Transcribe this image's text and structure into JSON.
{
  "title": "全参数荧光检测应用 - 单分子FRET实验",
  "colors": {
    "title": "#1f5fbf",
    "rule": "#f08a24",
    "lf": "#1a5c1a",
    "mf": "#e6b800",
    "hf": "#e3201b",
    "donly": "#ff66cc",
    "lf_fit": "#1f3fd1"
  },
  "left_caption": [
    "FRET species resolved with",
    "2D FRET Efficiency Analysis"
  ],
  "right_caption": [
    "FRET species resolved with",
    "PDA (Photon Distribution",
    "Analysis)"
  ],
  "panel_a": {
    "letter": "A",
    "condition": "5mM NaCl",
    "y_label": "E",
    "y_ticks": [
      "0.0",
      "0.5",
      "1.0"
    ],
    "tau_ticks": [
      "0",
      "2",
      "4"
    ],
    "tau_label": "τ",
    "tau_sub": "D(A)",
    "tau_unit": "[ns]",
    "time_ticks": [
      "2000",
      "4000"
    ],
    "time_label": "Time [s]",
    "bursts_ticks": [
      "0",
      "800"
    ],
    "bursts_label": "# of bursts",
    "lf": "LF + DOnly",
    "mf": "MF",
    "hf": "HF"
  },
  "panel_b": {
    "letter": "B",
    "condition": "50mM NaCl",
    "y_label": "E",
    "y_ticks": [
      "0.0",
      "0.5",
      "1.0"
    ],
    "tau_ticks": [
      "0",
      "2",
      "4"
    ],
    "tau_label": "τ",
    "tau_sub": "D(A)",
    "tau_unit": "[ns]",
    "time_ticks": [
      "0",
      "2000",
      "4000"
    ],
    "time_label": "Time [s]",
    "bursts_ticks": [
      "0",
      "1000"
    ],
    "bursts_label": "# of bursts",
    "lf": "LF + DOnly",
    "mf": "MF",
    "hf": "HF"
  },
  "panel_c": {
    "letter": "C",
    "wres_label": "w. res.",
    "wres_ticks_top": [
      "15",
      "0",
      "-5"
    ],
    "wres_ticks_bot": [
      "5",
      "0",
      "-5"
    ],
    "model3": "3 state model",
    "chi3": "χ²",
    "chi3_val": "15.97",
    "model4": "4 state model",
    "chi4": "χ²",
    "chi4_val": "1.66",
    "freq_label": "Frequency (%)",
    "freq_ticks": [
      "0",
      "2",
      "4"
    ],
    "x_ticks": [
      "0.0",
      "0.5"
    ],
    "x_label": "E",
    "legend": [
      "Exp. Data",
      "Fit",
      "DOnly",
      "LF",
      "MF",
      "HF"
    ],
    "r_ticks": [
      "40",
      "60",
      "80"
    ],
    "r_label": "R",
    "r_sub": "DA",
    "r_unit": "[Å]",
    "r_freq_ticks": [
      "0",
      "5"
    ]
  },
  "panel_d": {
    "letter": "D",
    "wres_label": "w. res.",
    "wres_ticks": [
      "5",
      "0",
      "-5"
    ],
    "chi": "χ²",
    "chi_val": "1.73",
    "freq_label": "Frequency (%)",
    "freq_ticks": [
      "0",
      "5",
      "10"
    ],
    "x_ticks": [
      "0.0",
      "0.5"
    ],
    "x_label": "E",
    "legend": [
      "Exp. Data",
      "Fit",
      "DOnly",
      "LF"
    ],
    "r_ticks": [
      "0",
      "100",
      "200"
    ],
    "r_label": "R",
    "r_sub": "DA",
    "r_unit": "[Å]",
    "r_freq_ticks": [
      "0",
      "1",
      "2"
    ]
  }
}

+--

Make an exact copy of the listing, including every line.

The output:
Transcribe this image's text and structure into JSON.
{
  "title": "全参数荧光检测应用 - 单分子FRET实验",
  "colors": {
    "title": "#1f5fbf",
    "rule": "#f08a24",
    "lf": "#1a5c1a",
    "mf": "#e6b800",
    "hf": "#e3201b",
    "donly": "#ff66cc",
    "lf_fit": "#1f3fd1"
  },
  "left_caption": [
    "FRET species resolved with",
    "2D FRET Efficiency Analysis"
  ],
  "right_caption": [
    "FRET species resolved with",
    "PDA (Photon Distribution",
    "Analysis)"
  ],
  "panel_a": {
    "letter": "A",
    "condition": "5mM NaCl",
    "y_label": "E",
    "y_ticks": [
      "0.0",
      "0.5",
      "1.0"
    ],
    "tau_ticks": [
      "0",
      "2",
      "4"
    ],
    "tau_label": "τ",
    "tau_sub": "D(A)",
    "tau_unit": "[ns]",
    "time_ticks": [
      "2000",
      "4000"
    ],
    "time_label": "Time [s]",
    "bursts_ticks": [
      "0",
      "800"
    ],
    "bursts_label": "# of bursts",
    "lf": "LF + DOnly",
    "mf": "MF",
    "hf": "HF"
  },
  "panel_b": {
    "letter": "B",
    "condition": "50mM NaCl",
    "y_label": "E",
    "y_ticks": [
      "0.0",
      "0.5",
      "1.0"
    ],
    "tau_ticks": [
      "0",
      "2",
      "4"
    ],
    "tau_label": "τ",
    "tau_sub": "D(A)",
    "tau_unit": "[ns]",
    "time_ticks": [
      "0",
      "2000",
      "4000"
    ],
    "time_label": "Time [s]",
    "bursts_ticks": [
      "0",
      "1000"
    ],
    "bursts_label": "# of bursts",
    "lf": "LF + DOnly",
    "mf": "MF",
    "hf": "HF"
  },
  "panel_c": {
    "letter": "C",
    "wres_label": "w. res.",
    "wres_ticks_top": [
      "15",
      "0",
      "-5"
    ],
    "wres_ticks_bot": [
      "5",
      "0",
      "-5"
    ],
    "model3": "3 state model",
    "chi3": "χ²",
    "chi3_val": "15.97",
    "model4": "4 state model",
    "chi4": "χ²",
    "chi4_val": "1.66",
    "freq_label": "Frequency (%)",
    "freq_ticks": [
      "0",
      "2",
      "4"
    ],
    "x_ticks": [
      "0.0",
      "0.5"
    ],
    "x_label": "E",
    "legend": [
      "Exp. Data",
      "Fit",
      "DOnly",
      "LF",
      "MF",
      "HF"
    ],
    "r_ticks": [
      "40",
      "60",
      "80"
    ],
    "r_label": "R",
    "r_sub": "DA",
    "r_unit": "[Å]",
    "r_freq_ticks": [
      "0",
      "5"
    ]
  },
  "panel_d": {
    "letter": "D",
    "wres_label": "w. res.",
    "wres_ticks": [
      "5",
      "0",
      "-5"
    ],
    "chi": "χ²",
    "chi_val": "1.73",
    "freq_label": "Frequency (%)",
    "freq_ticks": [
      "0",
      "5",
      "10"
    ],
    "x_ticks": [
      "0.0",
      "0.5"
    ],
    "x_label": "E",
    "legend": [
      "Exp. Data",
      "Fit",
      "DOnly",
      "LF"
    ],
    "r_ticks": [
      "0",
      "100",
      "200"
    ],
    "r_label": "R",
    "r_sub": "DA",
    "r_unit": "[Å]",
    "r_freq_ticks": [
      "0",
      "1",
      "2"
    ]
  }
}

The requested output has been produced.